Entries taken from a collection:
+ + + + +
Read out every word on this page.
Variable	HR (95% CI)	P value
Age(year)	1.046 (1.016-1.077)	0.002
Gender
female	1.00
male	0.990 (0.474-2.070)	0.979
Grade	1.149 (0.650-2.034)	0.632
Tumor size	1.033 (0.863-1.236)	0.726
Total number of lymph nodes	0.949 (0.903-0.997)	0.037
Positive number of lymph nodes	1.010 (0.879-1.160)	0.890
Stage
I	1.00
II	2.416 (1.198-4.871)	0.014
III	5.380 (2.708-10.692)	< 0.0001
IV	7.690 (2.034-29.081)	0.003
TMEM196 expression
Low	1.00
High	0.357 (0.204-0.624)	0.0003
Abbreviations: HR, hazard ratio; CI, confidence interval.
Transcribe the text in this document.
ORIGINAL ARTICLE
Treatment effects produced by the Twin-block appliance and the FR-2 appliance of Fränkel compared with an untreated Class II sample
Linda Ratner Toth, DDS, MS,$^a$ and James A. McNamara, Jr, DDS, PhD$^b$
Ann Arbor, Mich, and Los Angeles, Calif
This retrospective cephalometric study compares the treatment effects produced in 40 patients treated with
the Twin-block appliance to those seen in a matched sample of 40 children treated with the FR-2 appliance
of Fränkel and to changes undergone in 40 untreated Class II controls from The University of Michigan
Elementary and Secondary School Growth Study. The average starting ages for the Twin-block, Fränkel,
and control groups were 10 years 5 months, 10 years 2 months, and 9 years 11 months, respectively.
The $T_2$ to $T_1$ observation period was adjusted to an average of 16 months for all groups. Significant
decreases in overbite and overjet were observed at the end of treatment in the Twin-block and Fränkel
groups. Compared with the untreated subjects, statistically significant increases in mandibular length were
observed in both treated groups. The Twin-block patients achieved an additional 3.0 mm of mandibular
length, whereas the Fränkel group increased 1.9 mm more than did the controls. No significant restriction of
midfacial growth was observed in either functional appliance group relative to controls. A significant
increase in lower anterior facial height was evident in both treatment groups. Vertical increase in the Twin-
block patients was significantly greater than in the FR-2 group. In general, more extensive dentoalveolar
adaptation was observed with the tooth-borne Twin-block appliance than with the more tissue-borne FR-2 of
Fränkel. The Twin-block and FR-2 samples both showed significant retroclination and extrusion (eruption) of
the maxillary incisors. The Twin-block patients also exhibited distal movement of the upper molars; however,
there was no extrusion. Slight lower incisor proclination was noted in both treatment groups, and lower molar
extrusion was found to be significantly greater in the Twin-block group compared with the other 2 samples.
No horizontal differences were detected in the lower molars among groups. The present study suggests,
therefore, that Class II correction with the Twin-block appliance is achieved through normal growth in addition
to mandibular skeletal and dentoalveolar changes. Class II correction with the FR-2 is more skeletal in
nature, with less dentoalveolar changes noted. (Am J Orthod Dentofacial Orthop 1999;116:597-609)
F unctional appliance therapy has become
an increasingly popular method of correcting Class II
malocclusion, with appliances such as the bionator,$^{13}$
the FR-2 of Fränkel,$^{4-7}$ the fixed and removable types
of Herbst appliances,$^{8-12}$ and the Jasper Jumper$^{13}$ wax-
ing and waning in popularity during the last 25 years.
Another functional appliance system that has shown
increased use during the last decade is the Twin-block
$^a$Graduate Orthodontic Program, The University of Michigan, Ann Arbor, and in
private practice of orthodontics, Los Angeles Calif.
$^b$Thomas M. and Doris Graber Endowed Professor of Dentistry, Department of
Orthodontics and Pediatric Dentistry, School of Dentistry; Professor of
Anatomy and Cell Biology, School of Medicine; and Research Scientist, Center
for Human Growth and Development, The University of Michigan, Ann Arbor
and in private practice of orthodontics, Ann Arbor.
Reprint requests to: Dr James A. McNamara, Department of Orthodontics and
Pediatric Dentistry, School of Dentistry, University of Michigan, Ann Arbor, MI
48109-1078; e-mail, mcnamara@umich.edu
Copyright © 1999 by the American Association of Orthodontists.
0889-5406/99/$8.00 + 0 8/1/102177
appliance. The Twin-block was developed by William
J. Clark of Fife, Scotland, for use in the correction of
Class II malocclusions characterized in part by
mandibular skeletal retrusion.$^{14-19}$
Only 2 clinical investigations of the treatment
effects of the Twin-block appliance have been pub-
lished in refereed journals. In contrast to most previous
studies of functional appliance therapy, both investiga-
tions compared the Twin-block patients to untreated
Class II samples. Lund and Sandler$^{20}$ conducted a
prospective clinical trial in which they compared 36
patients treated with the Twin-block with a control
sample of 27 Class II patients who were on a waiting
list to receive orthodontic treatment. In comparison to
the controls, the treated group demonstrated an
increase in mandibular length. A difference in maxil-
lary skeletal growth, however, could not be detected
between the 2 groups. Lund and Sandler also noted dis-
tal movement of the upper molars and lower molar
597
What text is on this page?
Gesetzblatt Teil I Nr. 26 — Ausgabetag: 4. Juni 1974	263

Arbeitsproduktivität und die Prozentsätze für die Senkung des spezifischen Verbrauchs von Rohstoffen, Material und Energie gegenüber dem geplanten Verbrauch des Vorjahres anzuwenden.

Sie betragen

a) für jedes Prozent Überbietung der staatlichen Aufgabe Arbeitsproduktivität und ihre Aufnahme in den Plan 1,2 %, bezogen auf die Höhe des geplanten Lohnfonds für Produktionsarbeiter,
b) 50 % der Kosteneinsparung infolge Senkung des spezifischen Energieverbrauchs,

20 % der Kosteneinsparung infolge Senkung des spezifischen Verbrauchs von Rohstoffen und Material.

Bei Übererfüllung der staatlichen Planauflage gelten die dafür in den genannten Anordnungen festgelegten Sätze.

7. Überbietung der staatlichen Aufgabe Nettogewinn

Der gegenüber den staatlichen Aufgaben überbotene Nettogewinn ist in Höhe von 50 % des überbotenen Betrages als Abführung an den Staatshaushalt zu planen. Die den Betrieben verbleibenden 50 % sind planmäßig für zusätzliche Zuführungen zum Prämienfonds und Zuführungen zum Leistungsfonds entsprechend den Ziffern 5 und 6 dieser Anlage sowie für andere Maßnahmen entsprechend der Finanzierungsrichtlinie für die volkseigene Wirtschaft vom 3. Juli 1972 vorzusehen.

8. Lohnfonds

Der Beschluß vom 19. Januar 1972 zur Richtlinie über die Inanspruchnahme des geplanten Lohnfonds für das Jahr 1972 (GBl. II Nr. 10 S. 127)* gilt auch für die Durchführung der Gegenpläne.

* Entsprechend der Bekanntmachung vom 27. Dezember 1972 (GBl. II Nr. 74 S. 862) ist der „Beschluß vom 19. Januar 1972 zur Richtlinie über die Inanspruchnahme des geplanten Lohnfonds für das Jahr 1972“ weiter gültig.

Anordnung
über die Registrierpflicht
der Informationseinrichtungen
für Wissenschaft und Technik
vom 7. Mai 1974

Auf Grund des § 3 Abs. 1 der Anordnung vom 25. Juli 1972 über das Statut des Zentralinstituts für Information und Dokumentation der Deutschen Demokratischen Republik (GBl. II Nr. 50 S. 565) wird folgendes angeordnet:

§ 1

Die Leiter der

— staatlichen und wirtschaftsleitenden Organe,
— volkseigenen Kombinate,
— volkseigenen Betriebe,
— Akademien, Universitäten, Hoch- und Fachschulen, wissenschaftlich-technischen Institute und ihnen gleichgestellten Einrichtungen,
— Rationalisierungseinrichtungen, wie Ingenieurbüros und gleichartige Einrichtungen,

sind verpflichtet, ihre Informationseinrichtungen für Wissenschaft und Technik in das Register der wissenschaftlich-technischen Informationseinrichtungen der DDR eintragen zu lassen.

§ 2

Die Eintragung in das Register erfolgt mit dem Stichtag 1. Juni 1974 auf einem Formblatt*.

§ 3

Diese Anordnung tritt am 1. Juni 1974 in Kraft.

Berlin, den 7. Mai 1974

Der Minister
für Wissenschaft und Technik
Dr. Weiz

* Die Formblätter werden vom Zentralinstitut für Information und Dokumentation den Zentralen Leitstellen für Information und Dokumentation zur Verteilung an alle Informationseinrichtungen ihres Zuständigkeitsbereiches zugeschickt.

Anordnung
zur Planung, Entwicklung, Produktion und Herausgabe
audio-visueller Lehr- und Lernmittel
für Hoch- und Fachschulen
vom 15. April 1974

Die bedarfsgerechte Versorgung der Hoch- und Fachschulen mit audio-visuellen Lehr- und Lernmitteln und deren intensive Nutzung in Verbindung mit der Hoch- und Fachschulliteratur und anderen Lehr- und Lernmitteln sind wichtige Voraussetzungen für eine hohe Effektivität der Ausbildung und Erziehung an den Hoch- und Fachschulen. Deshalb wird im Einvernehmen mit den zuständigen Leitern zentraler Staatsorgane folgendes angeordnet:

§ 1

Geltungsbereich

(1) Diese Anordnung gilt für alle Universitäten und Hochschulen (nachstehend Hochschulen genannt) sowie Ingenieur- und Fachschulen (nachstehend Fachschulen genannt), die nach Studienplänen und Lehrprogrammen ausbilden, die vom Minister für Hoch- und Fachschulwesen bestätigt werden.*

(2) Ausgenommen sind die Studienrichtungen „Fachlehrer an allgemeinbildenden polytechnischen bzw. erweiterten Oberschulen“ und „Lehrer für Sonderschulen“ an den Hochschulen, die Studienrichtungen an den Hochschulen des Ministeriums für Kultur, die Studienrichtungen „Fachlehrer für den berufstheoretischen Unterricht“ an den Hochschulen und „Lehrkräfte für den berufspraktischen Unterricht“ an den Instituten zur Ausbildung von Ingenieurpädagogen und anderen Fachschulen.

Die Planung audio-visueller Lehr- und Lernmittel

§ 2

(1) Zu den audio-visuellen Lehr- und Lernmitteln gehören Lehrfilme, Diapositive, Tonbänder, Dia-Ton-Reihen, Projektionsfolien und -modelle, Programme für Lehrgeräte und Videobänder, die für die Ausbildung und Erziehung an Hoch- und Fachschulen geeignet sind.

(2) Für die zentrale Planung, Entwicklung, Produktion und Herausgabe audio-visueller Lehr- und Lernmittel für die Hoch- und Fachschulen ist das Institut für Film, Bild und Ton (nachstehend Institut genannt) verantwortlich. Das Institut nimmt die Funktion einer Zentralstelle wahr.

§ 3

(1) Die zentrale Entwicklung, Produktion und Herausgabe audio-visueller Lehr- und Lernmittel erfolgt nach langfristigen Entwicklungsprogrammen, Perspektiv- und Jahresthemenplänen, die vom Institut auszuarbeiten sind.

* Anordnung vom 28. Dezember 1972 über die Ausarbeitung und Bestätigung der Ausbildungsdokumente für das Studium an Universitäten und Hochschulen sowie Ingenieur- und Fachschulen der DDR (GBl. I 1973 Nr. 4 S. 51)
+ + + + +
**Task description**: Find the lines above that include the string "wissenschaftlich" and copy them.

**Written response**:
— Akademien, Universitäten, Hoch- und Fachschulen, wissenschaftlich-technischen Institute und ihnen gleichgestellten Einrichtungen,
sind verpflichtet, ihre Informationseinrichtungen für Wissenschaft und Technik in das Register der wissenschaftlich-technischen Informationseinrichtungen der DDR eintragen zu lassen.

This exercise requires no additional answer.